Exercise aim ▸
Wherever a line below holds the word "từng", copy that line.

(Collected data entries)
begin
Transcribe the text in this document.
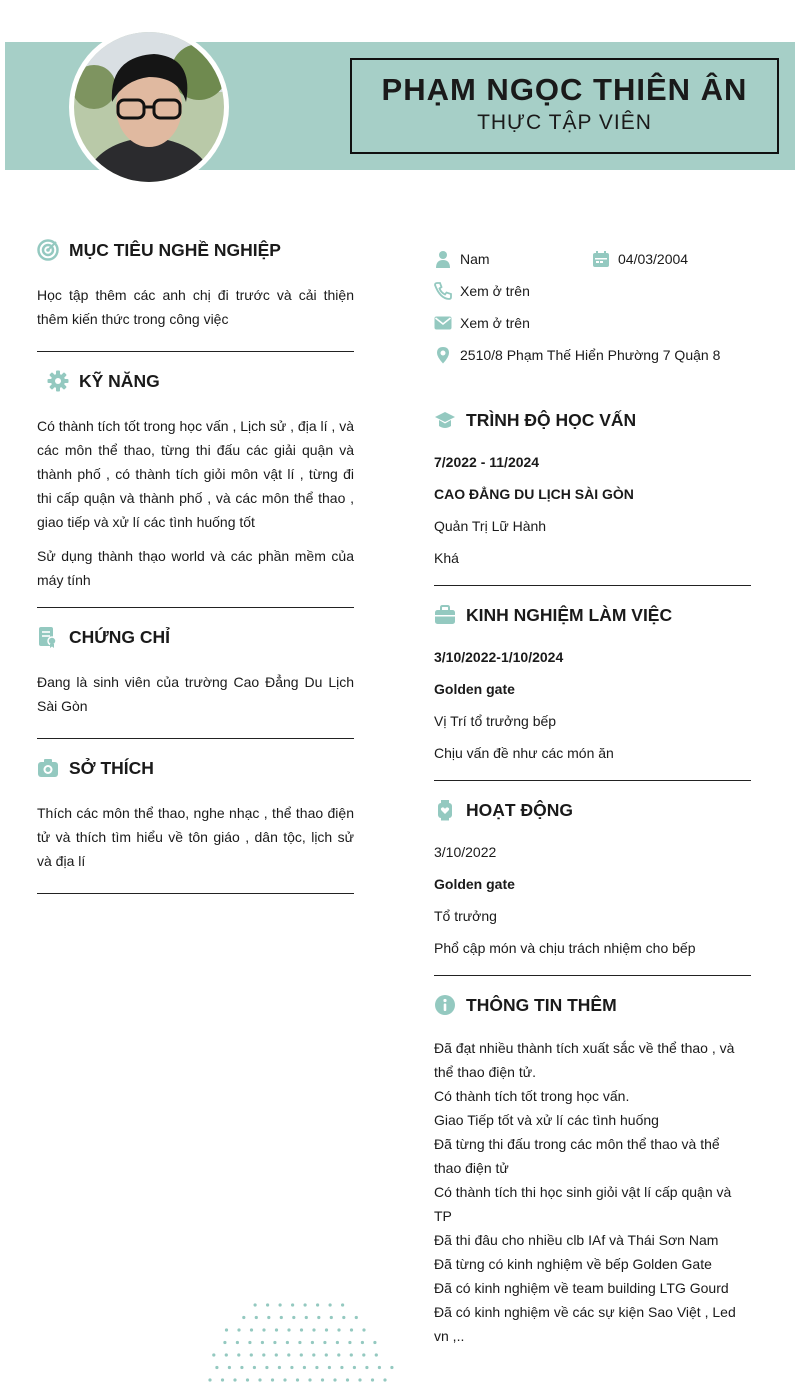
PHẠM NGỌC THIÊN ÂN
THỰC TẬP VIÊN
MỤC TIÊU NGHỀ NGHIỆP
Học tập thêm các anh chị đi trước và cải thiện thêm kiến thức trong công việc
KỸ NĂNG
Có thành tích tốt trong học vấn , Lịch sử , địa lí , và các môn thể thao, từng thi đấu các giải quận và thành phố , có thành tích giỏi môn vật lí , từng đi thi cấp quận và thành phố , và các môn thể thao , giao tiếp và xử lí các tình huống tốt
Sử dụng thành thạo world và các phần mềm của máy tính
CHỨNG CHỈ
Đang là sinh viên của trường Cao Đẳng Du Lịch Sài Gòn
SỞ THÍCH
Thích các môn thể thao, nghe nhạc , thể thao điện tử và thích tìm hiểu về tôn giáo , dân tộc, lịch sử và địa lí
Nam	04/03/2004
Xem ở trên
Xem ở trên
2510/8 Phạm Thế Hiển Phường 7 Quận 8
TRÌNH ĐỘ HỌC VẤN
7/2022 - 11/2024
CAO ĐẲNG DU LỊCH SÀI GÒN
Quản Trị Lữ Hành
Khá
KINH NGHIỆM LÀM VIỆC
3/10/2022-1/10/2024
Golden gate
Vị Trí tổ trưởng bếp
Chịu vấn đề như các món ăn
HOẠT ĐỘNG
3/10/2022
Golden gate
Tổ trưởng
Phổ cập món và chịu trách nhiệm cho bếp
THÔNG TIN THÊM
Đã đạt nhiều thành tích xuất sắc về thể thao , và thể thao điện tử.
Có thành tích tốt trong học vấn.
Giao Tiếp tốt và xử lí các tình huống
Đã từng thi đấu trong các môn thể thao và thể thao điện tử
Có thành tích thi học sinh giỏi vật lí cấp quận và TP
Đã thi đâu cho nhiều clb IAf và Thái Sơn Nam
Đã từng có kinh nghiệm về bếp Golden Gate
Đã có kinh nghiệm về team building LTG Gourd
Đã có kinh nghiệm về các sự kiện Sao Việt , Led vn ,..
end
Answer for this exercise ▸
Có thành tích tốt trong học vấn , Lịch sử , địa lí , và các môn thể thao, từng thi đấu các giải quận và thành phố , có thành tích giỏi môn vật lí , từng đi thi cấp quận và thành phố , và các môn thể thao , giao tiếp và xử lí các tình huống tốt
Đã từng thi đấu trong các môn thể thao và thể thao điện tử
Đã từng có kinh nghiệm về bếp Golden Gate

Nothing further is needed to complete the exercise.